** Start of The input **

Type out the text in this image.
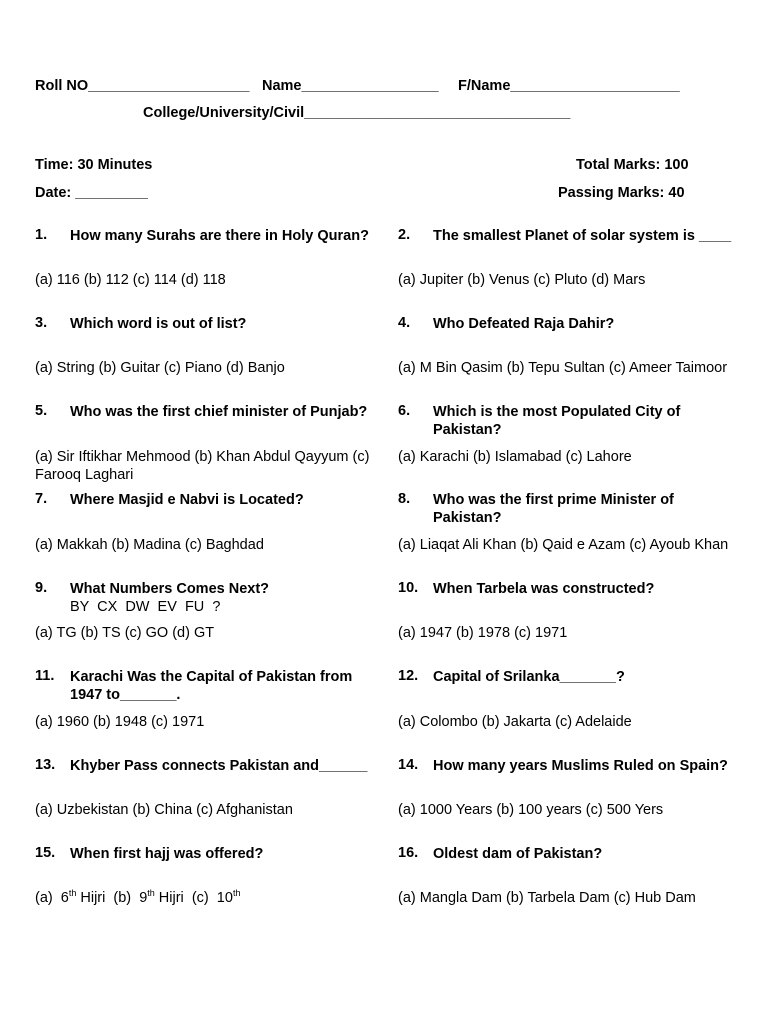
Roll NO____________________ Name_________________ F/Name_____________________
College/University/Civil_________________________________
Time: 30 Minutes	Total Marks: 100
Date: _________	Passing Marks: 40
1. How many Surahs are there in Holy Quran?
(a) 116 (b) 112 (c) 114 (d) 118
2. The smallest Planet of solar system is ____
(a) Jupiter (b) Venus (c) Pluto (d) Mars
3. Which word is out of list?
(a) String (b) Guitar (c) Piano (d) Banjo
4. Who Defeated Raja Dahir?
(a) M Bin Qasim (b) Tepu Sultan (c) Ameer Taimoor
5. Who was the first chief minister of Punjab?
(a) Sir Iftikhar Mehmood (b) Khan Abdul Qayyum (c) Farooq Laghari
6. Which is the most Populated City of Pakistan?
(a) Karachi (b) Islamabad (c) Lahore
7. Where Masjid e Nabvi is Located?
(a) Makkah (b) Madina (c) Baghdad
8. Who was the first prime Minister of Pakistan?
(a) Liaqat Ali Khan (b) Qaid e Azam (c) Ayoub Khan
9. What Numbers Comes Next?
BY  CX  DW  EV  FU  ?
(a) TG (b) TS (c) GO (d) GT
10. When Tarbela was constructed?
(a) 1947 (b) 1978 (c) 1971
11. Karachi Was the Capital of Pakistan from 1947 to_______.
(a) 1960 (b) 1948 (c) 1971
12. Capital of Srilanka_______?
(a) Colombo (b) Jakarta (c) Adelaide
13. Khyber Pass connects Pakistan and______
(a) Uzbekistan (b) China (c) Afghanistan
14. How many years Muslims Ruled on Spain?
(a) 1000 Years (b) 100 years (c) 500 Yers
15. When first hajj was offered?
(a)  6th Hijri  (b)  9th Hijri  (c)  10th
16. Oldest dam of Pakistan?
(a) Mangla Dam (b) Tarbela Dam (c) Hub Dam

** End of The input **

**Task objective**
Exactly reproduce each record, leaving out any pictures.

**Problem solution**
Type out the text in this image.
Roll NO____________________ Name_________________ F/Name_____________________
College/University/Civil_________________________________
Time: 30 Minutes	Total Marks: 100
Date: _________	Passing Marks: 40
1. How many Surahs are there in Holy Quran?
(a) 116 (b) 112 (c) 114 (d) 118
2. The smallest Planet of solar system is ____
(a) Jupiter (b) Venus (c) Pluto (d) Mars
3. Which word is out of list?
(a) String (b) Guitar (c) Piano (d) Banjo
4. Who Defeated Raja Dahir?
(a) M Bin Qasim (b) Tepu Sultan (c) Ameer Taimoor
5. Who was the first chief minister of Punjab?
(a) Sir Iftikhar Mehmood (b) Khan Abdul Qayyum (c) Farooq Laghari
6. Which is the most Populated City of Pakistan?
(a) Karachi (b) Islamabad (c) Lahore
7. Where Masjid e Nabvi is Located?
(a) Makkah (b) Madina (c) Baghdad
8. Who was the first prime Minister of Pakistan?
(a) Liaqat Ali Khan (b) Qaid e Azam (c) Ayoub Khan
9. What Numbers Comes Next?
BY  CX  DW  EV  FU  ?
(a) TG (b) TS (c) GO (d) GT
10. When Tarbela was constructed?
(a) 1947 (b) 1978 (c) 1971
11. Karachi Was the Capital of Pakistan from 1947 to_______.
(a) 1960 (b) 1948 (c) 1971
12. Capital of Srilanka_______?
(a) Colombo (b) Jakarta (c) Adelaide
13. Khyber Pass connects Pakistan and______
(a) Uzbekistan (b) China (c) Afghanistan
14. How many years Muslims Ruled on Spain?
(a) 1000 Years (b) 100 years (c) 500 Yers
15. When first hajj was offered?
(a)  6th Hijri  (b)  9th Hijri  (c)  10th
16. Oldest dam of Pakistan?
(a) Mangla Dam (b) Tarbela Dam (c) Hub Dam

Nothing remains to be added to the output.